> _INSTRUCTIONS TO FOLLOW_
All of the material should be reproduced exactly, with pictures left out.

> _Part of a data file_

════════════════

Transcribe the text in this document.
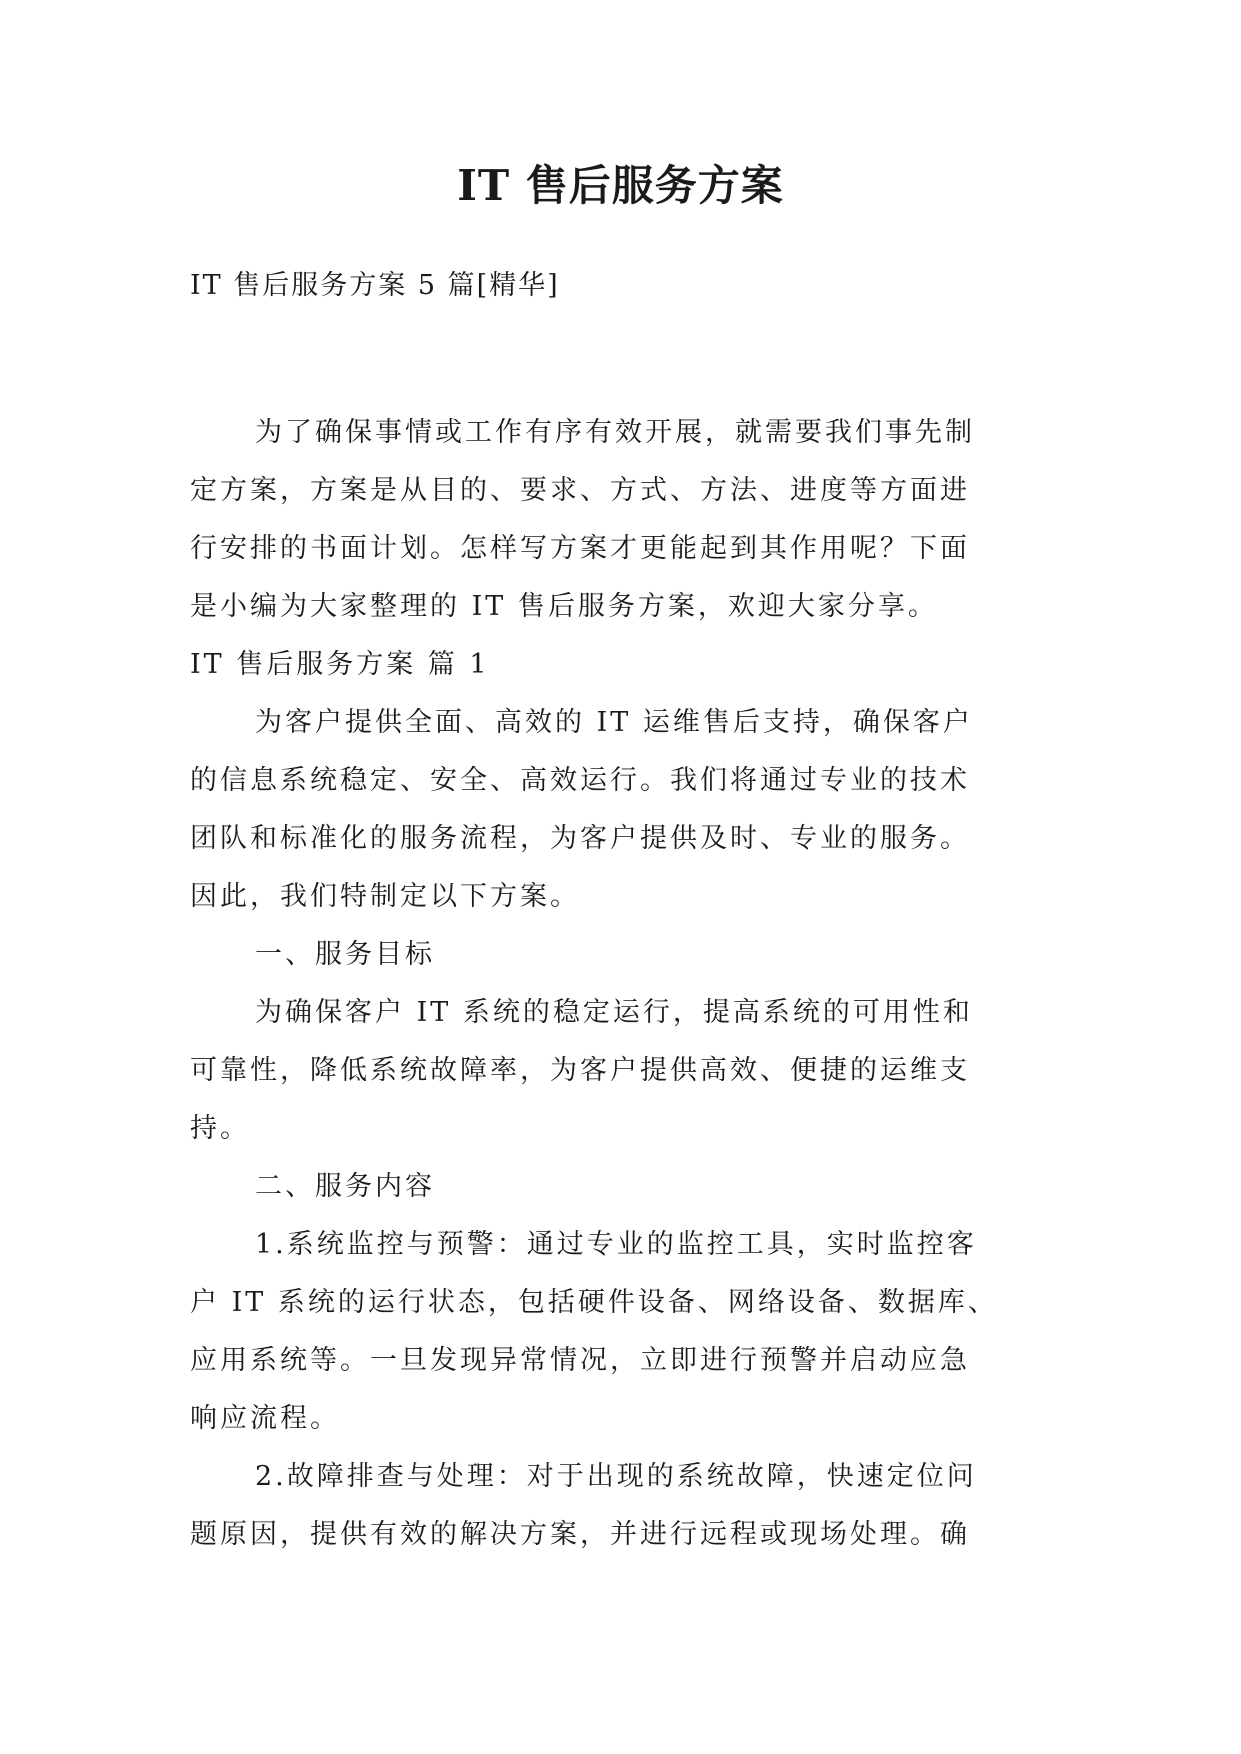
IT 售后服务方案

IT 售后服务方案 5 篇[精华]

为了确保事情或工作有序有效开展，就需要我们事先制

定方案，方案是从目的、要求、方式、方法、进度等方面进

行安排的书面计划。怎样写方案才更能起到其作用呢？下面

是小编为大家整理的 IT 售后服务方案，欢迎大家分享。

IT 售后服务方案 篇 1

为客户提供全面、高效的 IT 运维售后支持，确保客户

的信息系统稳定、安全、高效运行。我们将通过专业的技术

团队和标准化的服务流程，为客户提供及时、专业的服务。

因此，我们特制定以下方案。

一、服务目标

为确保客户 IT 系统的稳定运行，提高系统的可用性和

可靠性，降低系统故障率，为客户提供高效、便捷的运维支

持。

二、服务内容

1.系统监控与预警：通过专业的监控工具，实时监控客

户 IT 系统的运行状态，包括硬件设备、网络设备、数据库、

应用系统等。一旦发现异常情况，立即进行预警并启动应急

响应流程。

2.故障排查与处理：对于出现的系统故障，快速定位问

题原因，提供有效的解决方案，并进行远程或现场处理。确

════════════════

> _WRITTEN SOLUTION_
Transcribe the text in this document.
IT 售后服务方案

IT 售后服务方案 5 篇[精华]

为了确保事情或工作有序有效开展，就需要我们事先制

定方案，方案是从目的、要求、方式、方法、进度等方面进

行安排的书面计划。怎样写方案才更能起到其作用呢？下面

是小编为大家整理的 IT 售后服务方案，欢迎大家分享。

IT 售后服务方案 篇 1

为客户提供全面、高效的 IT 运维售后支持，确保客户

的信息系统稳定、安全、高效运行。我们将通过专业的技术

团队和标准化的服务流程，为客户提供及时、专业的服务。

因此，我们特制定以下方案。

一、服务目标

为确保客户 IT 系统的稳定运行，提高系统的可用性和

可靠性，降低系统故障率，为客户提供高效、便捷的运维支

持。

二、服务内容

1.系统监控与预警：通过专业的监控工具，实时监控客

户 IT 系统的运行状态，包括硬件设备、网络设备、数据库、

应用系统等。一旦发现异常情况，立即进行预警并启动应急

响应流程。

2.故障排查与处理：对于出现的系统故障，快速定位问

题原因，提供有效的解决方案，并进行远程或现场处理。确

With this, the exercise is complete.